**Instruction:** An exact copy of the records is required, minus the pictures they hold.

(Data records)
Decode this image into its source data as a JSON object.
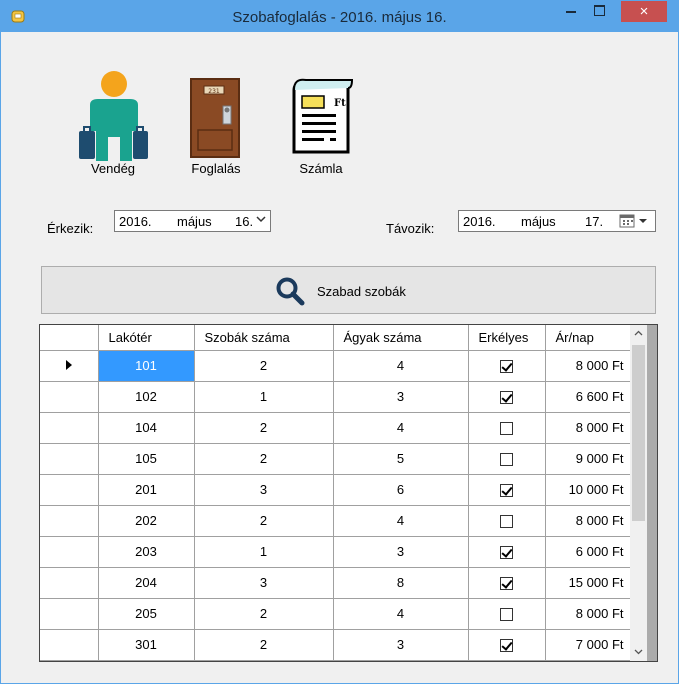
{
  "window": {
    "title": "Szobafoglalás - 2016. május 16.",
    "close_label": "×"
  },
  "toolbar": {
    "guest": {
      "label": "Vendég",
      "icon": "guest-icon"
    },
    "booking": {
      "label": "Foglalás",
      "icon": "door-icon",
      "door_number": "231"
    },
    "invoice": {
      "label": "Számla",
      "icon": "invoice-icon",
      "currency": "Ft"
    }
  },
  "arrival": {
    "label": "Érkezik:",
    "year": "2016.",
    "month": "május",
    "day": "16."
  },
  "departure": {
    "label": "Távozik:",
    "year": "2016.",
    "month": "május",
    "day": "17."
  },
  "search_button": {
    "label": "Szabad szobák",
    "icon": "magnifier-icon"
  },
  "grid": {
    "columns": [
      "Lakótér",
      "Szobák száma",
      "Ágyak száma",
      "Erkélyes",
      "Ár/nap"
    ],
    "rows": [
      {
        "room": "101",
        "rooms": "2",
        "beds": "4",
        "balcony": true,
        "price": "8 000 Ft"
      },
      {
        "room": "102",
        "rooms": "1",
        "beds": "3",
        "balcony": true,
        "price": "6 600 Ft"
      },
      {
        "room": "104",
        "rooms": "2",
        "beds": "4",
        "balcony": false,
        "price": "8 000 Ft"
      },
      {
        "room": "105",
        "rooms": "2",
        "beds": "5",
        "balcony": false,
        "price": "9 000 Ft"
      },
      {
        "room": "201",
        "rooms": "3",
        "beds": "6",
        "balcony": true,
        "price": "10 000 Ft"
      },
      {
        "room": "202",
        "rooms": "2",
        "beds": "4",
        "balcony": false,
        "price": "8 000 Ft"
      },
      {
        "room": "203",
        "rooms": "1",
        "beds": "3",
        "balcony": true,
        "price": "6 000 Ft"
      },
      {
        "room": "204",
        "rooms": "3",
        "beds": "8",
        "balcony": true,
        "price": "15 000 Ft"
      },
      {
        "room": "205",
        "rooms": "2",
        "beds": "4",
        "balcony": false,
        "price": "8 000 Ft"
      },
      {
        "room": "301",
        "rooms": "2",
        "beds": "3",
        "balcony": true,
        "price": "7 000 Ft"
      }
    ],
    "selected_row": 0
  },
  "colors": {
    "titlebar": "#5aa5e8",
    "selection": "#3399ff",
    "close": "#c75050"
  }
}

**Final result:**
Decode this image into its source data as a JSON object.
{
  "window": {
    "title": "Szobafoglalás - 2016. május 16.",
    "close_label": "×"
  },
  "toolbar": {
    "guest": {
      "label": "Vendég",
      "icon": "guest-icon"
    },
    "booking": {
      "label": "Foglalás",
      "icon": "door-icon",
      "door_number": "231"
    },
    "invoice": {
      "label": "Számla",
      "icon": "invoice-icon",
      "currency": "Ft"
    }
  },
  "arrival": {
    "label": "Érkezik:",
    "year": "2016.",
    "month": "május",
    "day": "16."
  },
  "departure": {
    "label": "Távozik:",
    "year": "2016.",
    "month": "május",
    "day": "17."
  },
  "search_button": {
    "label": "Szabad szobák",
    "icon": "magnifier-icon"
  },
  "grid": {
    "columns": [
      "Lakótér",
      "Szobák száma",
      "Ágyak száma",
      "Erkélyes",
      "Ár/nap"
    ],
    "rows": [
      {
        "room": "101",
        "rooms": "2",
        "beds": "4",
        "balcony": true,
        "price": "8 000 Ft"
      },
      {
        "room": "102",
        "rooms": "1",
        "beds": "3",
        "balcony": true,
        "price": "6 600 Ft"
      },
      {
        "room": "104",
        "rooms": "2",
        "beds": "4",
        "balcony": false,
        "price": "8 000 Ft"
      },
      {
        "room": "105",
        "rooms": "2",
        "beds": "5",
        "balcony": false,
        "price": "9 000 Ft"
      },
      {
        "room": "201",
        "rooms": "3",
        "beds": "6",
        "balcony": true,
        "price": "10 000 Ft"
      },
      {
        "room": "202",
        "rooms": "2",
        "beds": "4",
        "balcony": false,
        "price": "8 000 Ft"
      },
      {
        "room": "203",
        "rooms": "1",
        "beds": "3",
        "balcony": true,
        "price": "6 000 Ft"
      },
      {
        "room": "204",
        "rooms": "3",
        "beds": "8",
        "balcony": true,
        "price": "15 000 Ft"
      },
      {
        "room": "205",
        "rooms": "2",
        "beds": "4",
        "balcony": false,
        "price": "8 000 Ft"
      },
      {
        "room": "301",
        "rooms": "2",
        "beds": "3",
        "balcony": true,
        "price": "7 000 Ft"
      }
    ],
    "selected_row": 0
  },
  "colors": {
    "titlebar": "#5aa5e8",
    "selection": "#3399ff",
    "close": "#c75050"
  }
}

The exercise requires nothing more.